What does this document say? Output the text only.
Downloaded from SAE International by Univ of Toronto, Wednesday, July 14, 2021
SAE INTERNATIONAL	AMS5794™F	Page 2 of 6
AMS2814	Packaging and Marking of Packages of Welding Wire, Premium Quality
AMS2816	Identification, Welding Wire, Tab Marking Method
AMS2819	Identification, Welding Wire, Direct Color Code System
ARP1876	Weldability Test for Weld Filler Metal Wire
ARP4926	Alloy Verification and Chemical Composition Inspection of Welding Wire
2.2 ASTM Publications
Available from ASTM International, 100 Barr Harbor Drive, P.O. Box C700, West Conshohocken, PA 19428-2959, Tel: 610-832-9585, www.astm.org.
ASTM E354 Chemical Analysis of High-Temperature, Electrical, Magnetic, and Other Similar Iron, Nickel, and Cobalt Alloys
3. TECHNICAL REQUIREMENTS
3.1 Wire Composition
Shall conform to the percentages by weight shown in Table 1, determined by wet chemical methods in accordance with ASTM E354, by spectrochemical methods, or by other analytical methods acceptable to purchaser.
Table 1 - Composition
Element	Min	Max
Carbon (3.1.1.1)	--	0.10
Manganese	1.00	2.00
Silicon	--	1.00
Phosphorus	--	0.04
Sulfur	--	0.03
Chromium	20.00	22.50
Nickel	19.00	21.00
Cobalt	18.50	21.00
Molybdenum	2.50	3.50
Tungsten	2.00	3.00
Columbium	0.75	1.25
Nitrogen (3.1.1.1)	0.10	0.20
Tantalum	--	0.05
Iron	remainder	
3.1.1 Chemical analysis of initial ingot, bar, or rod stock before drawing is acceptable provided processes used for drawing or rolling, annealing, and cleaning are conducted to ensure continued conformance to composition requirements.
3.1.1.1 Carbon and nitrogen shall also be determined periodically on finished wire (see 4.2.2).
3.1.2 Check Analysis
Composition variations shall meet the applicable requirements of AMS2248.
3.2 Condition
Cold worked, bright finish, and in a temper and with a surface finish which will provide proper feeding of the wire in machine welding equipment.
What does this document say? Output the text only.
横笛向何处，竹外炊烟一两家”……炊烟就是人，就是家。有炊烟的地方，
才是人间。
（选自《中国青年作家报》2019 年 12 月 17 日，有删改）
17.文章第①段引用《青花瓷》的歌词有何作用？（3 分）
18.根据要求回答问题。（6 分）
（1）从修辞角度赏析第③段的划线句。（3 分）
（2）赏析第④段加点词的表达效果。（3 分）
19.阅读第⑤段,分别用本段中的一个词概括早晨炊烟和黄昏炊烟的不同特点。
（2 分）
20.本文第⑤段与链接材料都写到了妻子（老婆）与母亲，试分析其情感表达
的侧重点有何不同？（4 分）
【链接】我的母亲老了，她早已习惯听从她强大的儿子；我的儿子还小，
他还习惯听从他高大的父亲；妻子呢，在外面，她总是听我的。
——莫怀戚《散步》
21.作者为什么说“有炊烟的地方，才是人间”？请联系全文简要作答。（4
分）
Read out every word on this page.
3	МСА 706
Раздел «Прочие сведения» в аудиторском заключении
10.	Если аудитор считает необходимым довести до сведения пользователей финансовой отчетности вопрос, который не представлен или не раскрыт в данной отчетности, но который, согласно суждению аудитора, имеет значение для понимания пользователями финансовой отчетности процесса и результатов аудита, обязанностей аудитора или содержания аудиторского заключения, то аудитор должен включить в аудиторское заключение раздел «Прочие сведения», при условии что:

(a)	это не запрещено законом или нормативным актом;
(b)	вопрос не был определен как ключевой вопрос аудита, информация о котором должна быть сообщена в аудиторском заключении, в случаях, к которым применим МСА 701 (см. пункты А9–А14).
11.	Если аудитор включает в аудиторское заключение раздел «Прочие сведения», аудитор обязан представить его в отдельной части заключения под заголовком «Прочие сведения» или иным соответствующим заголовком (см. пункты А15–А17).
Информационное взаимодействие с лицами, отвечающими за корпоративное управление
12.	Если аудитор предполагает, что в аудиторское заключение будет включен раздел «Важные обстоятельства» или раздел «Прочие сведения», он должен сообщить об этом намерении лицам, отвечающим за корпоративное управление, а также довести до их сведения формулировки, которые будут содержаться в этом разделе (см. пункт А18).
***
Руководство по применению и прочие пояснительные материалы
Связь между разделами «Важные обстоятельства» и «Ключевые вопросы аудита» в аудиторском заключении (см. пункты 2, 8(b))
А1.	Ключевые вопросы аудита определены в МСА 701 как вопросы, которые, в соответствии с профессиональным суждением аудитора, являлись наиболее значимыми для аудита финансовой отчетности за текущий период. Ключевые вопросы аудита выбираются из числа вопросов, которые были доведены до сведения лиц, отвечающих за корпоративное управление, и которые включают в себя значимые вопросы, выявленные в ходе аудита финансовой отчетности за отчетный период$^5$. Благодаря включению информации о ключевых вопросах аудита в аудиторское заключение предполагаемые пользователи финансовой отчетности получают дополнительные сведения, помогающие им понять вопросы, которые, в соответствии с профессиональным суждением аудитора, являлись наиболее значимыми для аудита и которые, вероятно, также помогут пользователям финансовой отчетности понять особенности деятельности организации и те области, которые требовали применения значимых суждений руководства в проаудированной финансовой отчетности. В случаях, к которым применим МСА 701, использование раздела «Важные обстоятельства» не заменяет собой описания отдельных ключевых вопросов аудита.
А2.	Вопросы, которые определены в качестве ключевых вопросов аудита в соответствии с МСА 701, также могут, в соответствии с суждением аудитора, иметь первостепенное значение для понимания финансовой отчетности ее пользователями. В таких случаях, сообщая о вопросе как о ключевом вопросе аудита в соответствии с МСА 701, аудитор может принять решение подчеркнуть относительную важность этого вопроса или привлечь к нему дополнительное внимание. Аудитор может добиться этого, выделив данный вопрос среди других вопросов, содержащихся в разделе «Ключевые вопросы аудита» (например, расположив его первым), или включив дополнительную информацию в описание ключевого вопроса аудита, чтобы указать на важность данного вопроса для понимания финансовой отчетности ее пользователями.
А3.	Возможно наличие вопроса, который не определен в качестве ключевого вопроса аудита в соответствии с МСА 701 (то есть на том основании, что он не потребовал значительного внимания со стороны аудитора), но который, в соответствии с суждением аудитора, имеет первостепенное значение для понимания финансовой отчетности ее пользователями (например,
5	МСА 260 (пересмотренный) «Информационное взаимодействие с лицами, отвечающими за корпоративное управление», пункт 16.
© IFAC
☆ ☆ ☆ ☆
§ WHAT THE TASK REQUIRES
Gather all lines from the records above in which "аудиторском" appears.

§ CORRECT OUTPUT
Раздел «Прочие сведения» в аудиторском заключении
(b)	вопрос не был определен как ключевой вопрос аудита, информация о котором должна быть сообщена в аудиторском заключении, в случаях, к которым применим МСА 701 (см. пункты А9–А14).
Связь между разделами «Важные обстоятельства» и «Ключевые вопросы аудита» в аудиторском заключении (см. пункты 2, 8(b))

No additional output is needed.